Data entries for graphics:
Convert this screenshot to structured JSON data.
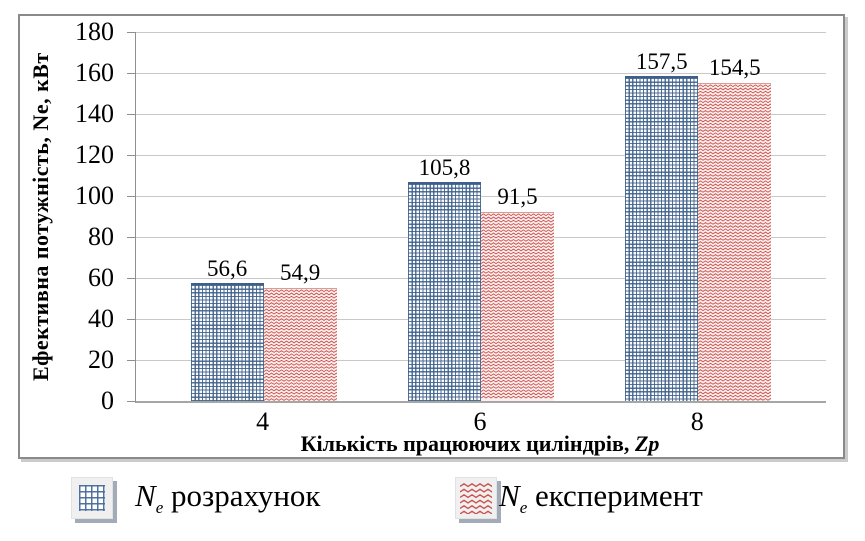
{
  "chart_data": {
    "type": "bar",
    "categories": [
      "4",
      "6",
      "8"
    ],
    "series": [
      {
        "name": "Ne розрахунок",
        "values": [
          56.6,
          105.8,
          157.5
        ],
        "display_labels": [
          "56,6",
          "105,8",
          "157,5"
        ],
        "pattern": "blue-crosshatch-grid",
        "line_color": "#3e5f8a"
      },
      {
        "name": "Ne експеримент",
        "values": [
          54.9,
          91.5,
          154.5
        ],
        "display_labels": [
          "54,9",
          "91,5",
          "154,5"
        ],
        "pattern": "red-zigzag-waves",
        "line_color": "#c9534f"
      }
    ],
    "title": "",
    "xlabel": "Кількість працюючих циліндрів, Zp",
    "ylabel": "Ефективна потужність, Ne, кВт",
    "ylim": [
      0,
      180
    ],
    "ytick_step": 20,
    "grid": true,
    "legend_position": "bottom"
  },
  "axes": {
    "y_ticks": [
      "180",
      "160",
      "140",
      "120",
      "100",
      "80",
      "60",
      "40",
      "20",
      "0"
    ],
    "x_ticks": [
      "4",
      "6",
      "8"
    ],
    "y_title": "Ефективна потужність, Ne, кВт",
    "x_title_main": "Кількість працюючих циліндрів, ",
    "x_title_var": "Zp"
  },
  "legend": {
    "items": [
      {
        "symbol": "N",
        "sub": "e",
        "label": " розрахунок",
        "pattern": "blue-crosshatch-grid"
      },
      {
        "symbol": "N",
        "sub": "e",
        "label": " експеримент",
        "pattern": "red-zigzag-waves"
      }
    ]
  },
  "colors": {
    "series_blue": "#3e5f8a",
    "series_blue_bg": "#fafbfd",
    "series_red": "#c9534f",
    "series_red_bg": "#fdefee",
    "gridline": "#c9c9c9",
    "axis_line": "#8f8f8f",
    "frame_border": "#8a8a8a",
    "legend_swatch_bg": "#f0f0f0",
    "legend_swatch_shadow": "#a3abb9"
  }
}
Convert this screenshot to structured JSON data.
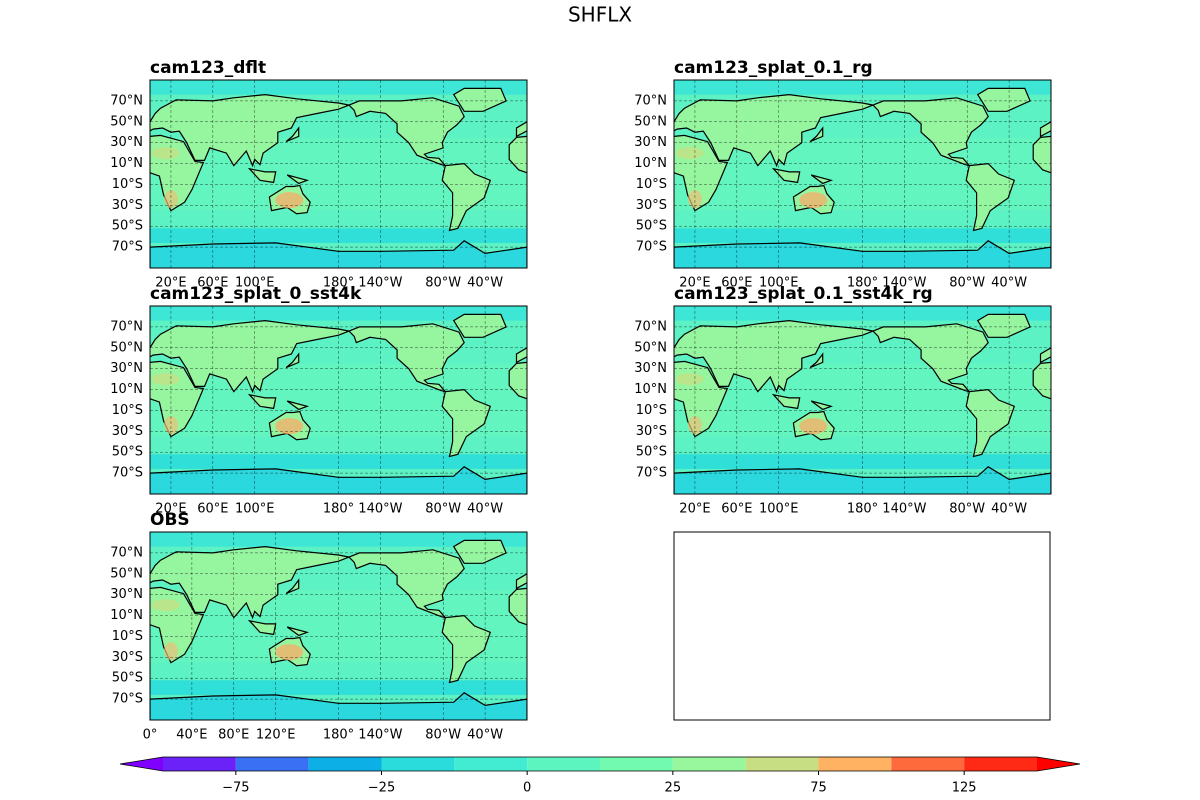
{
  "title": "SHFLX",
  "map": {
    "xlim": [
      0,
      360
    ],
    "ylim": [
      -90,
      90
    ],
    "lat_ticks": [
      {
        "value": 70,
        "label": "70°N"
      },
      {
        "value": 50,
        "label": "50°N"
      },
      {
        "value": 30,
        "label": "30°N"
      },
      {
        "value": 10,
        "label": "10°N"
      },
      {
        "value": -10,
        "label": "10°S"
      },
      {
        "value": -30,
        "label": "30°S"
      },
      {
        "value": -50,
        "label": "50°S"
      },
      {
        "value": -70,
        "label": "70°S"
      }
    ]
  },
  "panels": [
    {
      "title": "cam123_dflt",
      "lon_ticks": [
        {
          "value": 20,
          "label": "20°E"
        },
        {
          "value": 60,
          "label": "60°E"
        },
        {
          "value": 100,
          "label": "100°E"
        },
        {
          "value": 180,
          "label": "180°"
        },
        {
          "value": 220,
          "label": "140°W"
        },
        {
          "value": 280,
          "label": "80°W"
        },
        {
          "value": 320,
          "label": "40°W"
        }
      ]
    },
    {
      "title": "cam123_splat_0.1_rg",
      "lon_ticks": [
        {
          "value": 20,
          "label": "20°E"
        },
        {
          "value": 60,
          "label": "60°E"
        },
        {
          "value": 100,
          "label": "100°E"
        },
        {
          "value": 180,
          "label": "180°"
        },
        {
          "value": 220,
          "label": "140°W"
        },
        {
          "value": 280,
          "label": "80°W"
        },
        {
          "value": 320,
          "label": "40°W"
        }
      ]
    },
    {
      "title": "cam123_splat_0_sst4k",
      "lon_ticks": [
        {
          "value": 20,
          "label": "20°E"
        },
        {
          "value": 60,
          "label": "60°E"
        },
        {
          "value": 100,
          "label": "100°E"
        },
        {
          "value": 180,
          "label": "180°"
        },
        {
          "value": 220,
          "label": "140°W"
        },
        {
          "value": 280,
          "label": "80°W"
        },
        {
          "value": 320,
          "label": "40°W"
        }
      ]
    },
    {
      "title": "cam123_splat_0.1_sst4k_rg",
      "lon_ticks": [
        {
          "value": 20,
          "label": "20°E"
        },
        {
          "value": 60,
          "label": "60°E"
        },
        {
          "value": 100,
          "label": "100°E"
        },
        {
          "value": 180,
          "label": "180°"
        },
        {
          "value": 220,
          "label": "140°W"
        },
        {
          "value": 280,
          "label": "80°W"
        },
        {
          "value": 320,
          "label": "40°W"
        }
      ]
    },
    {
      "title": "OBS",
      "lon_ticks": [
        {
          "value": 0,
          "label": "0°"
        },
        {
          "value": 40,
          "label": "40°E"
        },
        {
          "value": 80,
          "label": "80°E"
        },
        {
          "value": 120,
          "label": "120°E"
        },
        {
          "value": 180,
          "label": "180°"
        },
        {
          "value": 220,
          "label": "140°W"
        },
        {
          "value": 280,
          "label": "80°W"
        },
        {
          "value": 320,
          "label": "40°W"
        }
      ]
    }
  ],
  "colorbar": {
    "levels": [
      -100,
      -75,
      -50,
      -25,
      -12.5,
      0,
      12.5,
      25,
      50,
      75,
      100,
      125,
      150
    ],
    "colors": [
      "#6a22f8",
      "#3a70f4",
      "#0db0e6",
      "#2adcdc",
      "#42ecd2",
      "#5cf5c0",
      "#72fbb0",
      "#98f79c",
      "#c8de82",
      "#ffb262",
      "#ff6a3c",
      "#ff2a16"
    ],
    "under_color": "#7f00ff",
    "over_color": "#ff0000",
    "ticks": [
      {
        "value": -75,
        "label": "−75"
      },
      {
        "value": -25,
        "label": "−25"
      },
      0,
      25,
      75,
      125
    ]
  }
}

---

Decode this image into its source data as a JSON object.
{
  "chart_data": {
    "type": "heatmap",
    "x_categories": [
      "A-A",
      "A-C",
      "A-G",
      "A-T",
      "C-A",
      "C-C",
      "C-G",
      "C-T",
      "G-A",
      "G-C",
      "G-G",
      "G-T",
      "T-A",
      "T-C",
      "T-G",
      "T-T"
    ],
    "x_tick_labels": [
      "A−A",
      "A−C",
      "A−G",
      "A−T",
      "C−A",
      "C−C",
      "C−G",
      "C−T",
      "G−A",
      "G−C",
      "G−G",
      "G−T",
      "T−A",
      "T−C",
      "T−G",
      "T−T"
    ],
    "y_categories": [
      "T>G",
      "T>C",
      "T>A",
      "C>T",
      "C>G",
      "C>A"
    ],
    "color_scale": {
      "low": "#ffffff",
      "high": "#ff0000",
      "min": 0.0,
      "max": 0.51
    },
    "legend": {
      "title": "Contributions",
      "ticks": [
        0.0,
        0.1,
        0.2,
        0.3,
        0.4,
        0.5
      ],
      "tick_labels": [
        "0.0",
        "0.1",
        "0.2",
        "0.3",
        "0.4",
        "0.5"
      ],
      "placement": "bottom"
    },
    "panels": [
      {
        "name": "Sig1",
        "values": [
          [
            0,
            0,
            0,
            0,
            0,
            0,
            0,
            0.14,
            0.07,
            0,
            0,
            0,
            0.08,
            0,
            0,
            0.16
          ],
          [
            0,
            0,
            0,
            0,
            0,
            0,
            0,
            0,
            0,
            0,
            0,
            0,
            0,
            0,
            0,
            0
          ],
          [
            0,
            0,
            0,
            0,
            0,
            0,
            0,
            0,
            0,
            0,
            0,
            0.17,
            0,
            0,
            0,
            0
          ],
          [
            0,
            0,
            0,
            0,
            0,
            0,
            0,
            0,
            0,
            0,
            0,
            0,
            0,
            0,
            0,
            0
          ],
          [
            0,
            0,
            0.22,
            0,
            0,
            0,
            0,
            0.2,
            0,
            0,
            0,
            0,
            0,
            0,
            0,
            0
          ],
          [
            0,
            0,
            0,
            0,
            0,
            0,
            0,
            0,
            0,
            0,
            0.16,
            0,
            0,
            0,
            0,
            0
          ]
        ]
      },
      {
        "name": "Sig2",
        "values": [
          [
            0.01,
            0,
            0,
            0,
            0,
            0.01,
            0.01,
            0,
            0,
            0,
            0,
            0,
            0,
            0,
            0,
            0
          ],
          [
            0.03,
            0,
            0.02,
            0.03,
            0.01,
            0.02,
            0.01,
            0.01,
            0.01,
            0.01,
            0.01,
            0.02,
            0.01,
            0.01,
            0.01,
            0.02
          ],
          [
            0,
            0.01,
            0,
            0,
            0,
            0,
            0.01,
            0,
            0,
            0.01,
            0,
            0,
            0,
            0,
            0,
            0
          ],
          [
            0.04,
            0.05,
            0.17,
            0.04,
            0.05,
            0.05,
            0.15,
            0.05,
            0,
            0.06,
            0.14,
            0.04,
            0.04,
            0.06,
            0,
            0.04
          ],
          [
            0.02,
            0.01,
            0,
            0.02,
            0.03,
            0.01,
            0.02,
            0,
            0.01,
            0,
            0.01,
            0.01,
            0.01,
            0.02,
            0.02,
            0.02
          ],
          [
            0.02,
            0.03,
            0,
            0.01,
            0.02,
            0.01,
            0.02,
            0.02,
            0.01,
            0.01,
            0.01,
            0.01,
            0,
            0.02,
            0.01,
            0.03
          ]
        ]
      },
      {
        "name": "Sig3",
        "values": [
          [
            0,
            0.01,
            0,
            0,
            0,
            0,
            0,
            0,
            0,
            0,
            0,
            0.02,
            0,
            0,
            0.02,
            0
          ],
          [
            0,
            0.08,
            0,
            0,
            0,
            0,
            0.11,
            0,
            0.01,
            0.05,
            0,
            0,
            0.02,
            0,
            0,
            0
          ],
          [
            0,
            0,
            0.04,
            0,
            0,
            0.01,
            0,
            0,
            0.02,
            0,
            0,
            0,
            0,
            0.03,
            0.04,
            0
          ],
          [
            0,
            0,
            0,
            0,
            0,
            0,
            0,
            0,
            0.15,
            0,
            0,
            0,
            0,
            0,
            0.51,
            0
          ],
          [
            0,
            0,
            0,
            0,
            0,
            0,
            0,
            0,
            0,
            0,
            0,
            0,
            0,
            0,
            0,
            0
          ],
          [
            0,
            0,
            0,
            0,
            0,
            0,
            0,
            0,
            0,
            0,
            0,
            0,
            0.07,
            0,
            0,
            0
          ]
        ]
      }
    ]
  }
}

==

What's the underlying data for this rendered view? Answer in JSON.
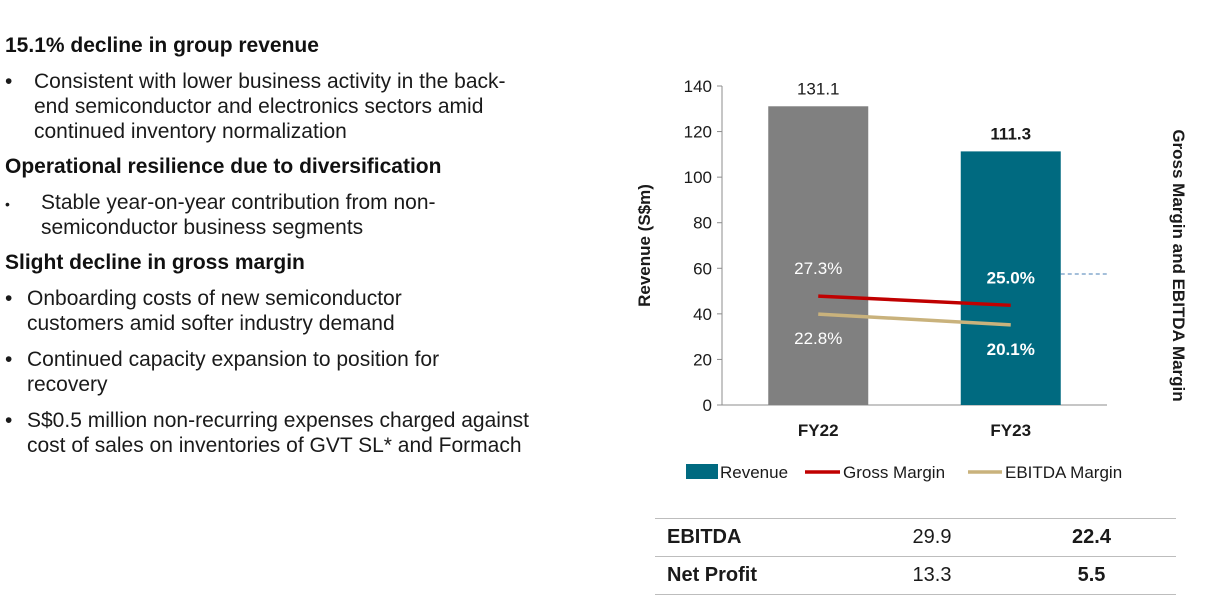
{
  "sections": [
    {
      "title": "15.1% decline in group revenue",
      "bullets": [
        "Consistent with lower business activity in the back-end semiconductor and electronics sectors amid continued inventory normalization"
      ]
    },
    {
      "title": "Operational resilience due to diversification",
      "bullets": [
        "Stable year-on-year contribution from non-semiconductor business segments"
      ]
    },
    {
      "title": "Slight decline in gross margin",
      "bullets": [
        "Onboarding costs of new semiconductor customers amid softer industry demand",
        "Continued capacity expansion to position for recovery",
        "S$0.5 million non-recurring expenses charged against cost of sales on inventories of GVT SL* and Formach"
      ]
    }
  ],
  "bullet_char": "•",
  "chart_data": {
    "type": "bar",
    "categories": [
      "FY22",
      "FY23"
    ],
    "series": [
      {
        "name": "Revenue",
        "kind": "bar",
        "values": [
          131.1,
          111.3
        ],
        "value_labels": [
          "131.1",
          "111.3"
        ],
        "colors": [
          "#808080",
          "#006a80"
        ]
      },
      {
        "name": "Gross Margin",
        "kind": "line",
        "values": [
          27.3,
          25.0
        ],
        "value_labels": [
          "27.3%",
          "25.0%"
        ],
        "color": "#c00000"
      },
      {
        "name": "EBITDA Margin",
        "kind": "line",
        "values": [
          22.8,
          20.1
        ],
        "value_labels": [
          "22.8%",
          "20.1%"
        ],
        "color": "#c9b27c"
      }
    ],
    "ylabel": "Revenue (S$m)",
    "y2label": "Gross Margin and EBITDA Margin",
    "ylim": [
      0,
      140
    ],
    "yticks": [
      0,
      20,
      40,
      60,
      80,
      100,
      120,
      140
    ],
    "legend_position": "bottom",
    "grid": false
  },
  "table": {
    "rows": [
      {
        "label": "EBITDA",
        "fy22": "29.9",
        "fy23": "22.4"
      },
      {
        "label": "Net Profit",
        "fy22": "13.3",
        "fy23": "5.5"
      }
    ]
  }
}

**REQUIREMENT:**
Count the lines above that contain the word "business". Give only the number.

**FINAL ANSWER:**
2